**Problem requirements**
Write out each line beneath this one exactly as it reads.

**Raw records**
** START **

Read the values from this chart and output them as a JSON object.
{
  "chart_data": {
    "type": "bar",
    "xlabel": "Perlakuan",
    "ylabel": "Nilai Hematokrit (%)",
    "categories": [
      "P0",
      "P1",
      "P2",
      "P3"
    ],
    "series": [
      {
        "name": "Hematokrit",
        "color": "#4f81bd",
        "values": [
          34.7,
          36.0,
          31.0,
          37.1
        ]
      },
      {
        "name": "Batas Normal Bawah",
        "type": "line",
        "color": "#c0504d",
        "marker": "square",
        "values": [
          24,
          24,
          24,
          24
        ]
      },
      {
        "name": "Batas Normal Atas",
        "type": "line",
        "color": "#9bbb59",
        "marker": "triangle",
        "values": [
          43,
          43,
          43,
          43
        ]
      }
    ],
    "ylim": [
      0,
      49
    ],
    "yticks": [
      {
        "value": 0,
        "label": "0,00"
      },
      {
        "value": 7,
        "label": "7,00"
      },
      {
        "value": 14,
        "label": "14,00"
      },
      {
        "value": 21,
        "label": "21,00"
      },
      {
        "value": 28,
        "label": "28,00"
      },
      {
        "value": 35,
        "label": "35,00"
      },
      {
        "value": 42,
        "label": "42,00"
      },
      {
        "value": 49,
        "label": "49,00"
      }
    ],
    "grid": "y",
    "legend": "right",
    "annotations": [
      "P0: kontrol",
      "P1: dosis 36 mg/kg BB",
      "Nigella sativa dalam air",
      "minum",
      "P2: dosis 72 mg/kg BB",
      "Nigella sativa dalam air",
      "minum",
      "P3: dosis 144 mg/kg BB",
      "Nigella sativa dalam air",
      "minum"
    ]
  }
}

** END **

**Reply**
Read the values from this chart and output them as a JSON object.
{
  "chart_data": {
    "type": "bar",
    "xlabel": "Perlakuan",
    "ylabel": "Nilai Hematokrit (%)",
    "categories": [
      "P0",
      "P1",
      "P2",
      "P3"
    ],
    "series": [
      {
        "name": "Hematokrit",
        "color": "#4f81bd",
        "values": [
          34.7,
          36.0,
          31.0,
          37.1
        ]
      },
      {
        "name": "Batas Normal Bawah",
        "type": "line",
        "color": "#c0504d",
        "marker": "square",
        "values": [
          24,
          24,
          24,
          24
        ]
      },
      {
        "name": "Batas Normal Atas",
        "type": "line",
        "color": "#9bbb59",
        "marker": "triangle",
        "values": [
          43,
          43,
          43,
          43
        ]
      }
    ],
    "ylim": [
      0,
      49
    ],
    "yticks": [
      {
        "value": 0,
        "label": "0,00"
      },
      {
        "value": 7,
        "label": "7,00"
      },
      {
        "value": 14,
        "label": "14,00"
      },
      {
        "value": 21,
        "label": "21,00"
      },
      {
        "value": 28,
        "label": "28,00"
      },
      {
        "value": 35,
        "label": "35,00"
      },
      {
        "value": 42,
        "label": "42,00"
      },
      {
        "value": 49,
        "label": "49,00"
      }
    ],
    "grid": "y",
    "legend": "right",
    "annotations": [
      "P0: kontrol",
      "P1: dosis 36 mg/kg BB",
      "Nigella sativa dalam air",
      "minum",
      "P2: dosis 72 mg/kg BB",
      "Nigella sativa dalam air",
      "minum",
      "P3: dosis 144 mg/kg BB",
      "Nigella sativa dalam air",
      "minum"
    ]
  }
}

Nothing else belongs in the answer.